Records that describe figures
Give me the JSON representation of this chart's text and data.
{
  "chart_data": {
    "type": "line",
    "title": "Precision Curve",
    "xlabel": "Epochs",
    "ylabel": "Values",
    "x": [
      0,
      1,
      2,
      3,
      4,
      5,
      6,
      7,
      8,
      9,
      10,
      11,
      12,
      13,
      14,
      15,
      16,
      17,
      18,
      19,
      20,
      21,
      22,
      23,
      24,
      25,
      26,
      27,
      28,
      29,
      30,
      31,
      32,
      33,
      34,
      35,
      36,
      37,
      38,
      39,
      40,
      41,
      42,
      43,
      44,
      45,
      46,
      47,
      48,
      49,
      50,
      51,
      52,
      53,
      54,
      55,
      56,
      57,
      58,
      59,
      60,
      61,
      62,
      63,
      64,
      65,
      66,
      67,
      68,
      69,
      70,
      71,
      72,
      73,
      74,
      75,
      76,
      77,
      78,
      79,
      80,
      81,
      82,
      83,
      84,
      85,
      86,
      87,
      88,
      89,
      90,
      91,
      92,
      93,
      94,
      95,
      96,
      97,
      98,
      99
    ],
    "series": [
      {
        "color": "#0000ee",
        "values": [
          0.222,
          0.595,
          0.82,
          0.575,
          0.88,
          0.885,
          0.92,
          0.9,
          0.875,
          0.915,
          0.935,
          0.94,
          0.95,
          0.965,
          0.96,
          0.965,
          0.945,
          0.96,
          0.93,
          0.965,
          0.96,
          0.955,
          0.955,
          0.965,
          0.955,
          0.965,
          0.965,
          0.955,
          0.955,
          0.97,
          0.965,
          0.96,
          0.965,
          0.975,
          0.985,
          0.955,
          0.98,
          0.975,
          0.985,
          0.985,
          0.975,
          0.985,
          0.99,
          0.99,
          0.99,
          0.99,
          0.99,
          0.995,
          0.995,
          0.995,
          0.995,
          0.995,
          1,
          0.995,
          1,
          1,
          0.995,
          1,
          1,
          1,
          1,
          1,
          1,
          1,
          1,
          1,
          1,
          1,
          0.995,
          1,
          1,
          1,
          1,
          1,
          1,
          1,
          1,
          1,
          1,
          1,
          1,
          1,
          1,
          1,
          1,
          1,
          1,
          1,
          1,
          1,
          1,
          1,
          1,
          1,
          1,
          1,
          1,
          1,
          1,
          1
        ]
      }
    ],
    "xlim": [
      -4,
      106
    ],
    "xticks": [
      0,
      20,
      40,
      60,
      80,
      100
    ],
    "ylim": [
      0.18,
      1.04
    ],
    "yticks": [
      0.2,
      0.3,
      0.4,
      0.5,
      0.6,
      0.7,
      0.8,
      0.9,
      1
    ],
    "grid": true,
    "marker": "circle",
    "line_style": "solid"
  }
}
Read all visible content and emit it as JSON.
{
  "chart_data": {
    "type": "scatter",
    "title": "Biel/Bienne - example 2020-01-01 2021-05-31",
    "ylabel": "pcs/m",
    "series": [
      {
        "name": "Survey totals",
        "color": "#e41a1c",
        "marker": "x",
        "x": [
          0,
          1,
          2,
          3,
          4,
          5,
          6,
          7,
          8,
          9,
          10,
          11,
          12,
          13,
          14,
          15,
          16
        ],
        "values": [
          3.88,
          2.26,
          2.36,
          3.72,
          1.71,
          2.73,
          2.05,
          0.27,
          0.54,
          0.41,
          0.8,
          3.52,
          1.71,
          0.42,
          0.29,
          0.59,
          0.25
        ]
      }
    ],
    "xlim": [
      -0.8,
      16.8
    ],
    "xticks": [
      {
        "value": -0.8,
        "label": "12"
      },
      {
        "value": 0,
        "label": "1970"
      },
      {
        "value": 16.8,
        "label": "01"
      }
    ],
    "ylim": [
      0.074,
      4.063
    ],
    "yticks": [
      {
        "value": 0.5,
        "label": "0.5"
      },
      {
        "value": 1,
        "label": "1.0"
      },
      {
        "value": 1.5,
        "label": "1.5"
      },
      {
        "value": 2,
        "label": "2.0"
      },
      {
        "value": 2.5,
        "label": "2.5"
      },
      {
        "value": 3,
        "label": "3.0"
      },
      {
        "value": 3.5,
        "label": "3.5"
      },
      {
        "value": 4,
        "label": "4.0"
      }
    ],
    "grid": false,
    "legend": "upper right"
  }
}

Stated task: Say how many lines of the listing above contain "JSON", with no other words.

Response below: 2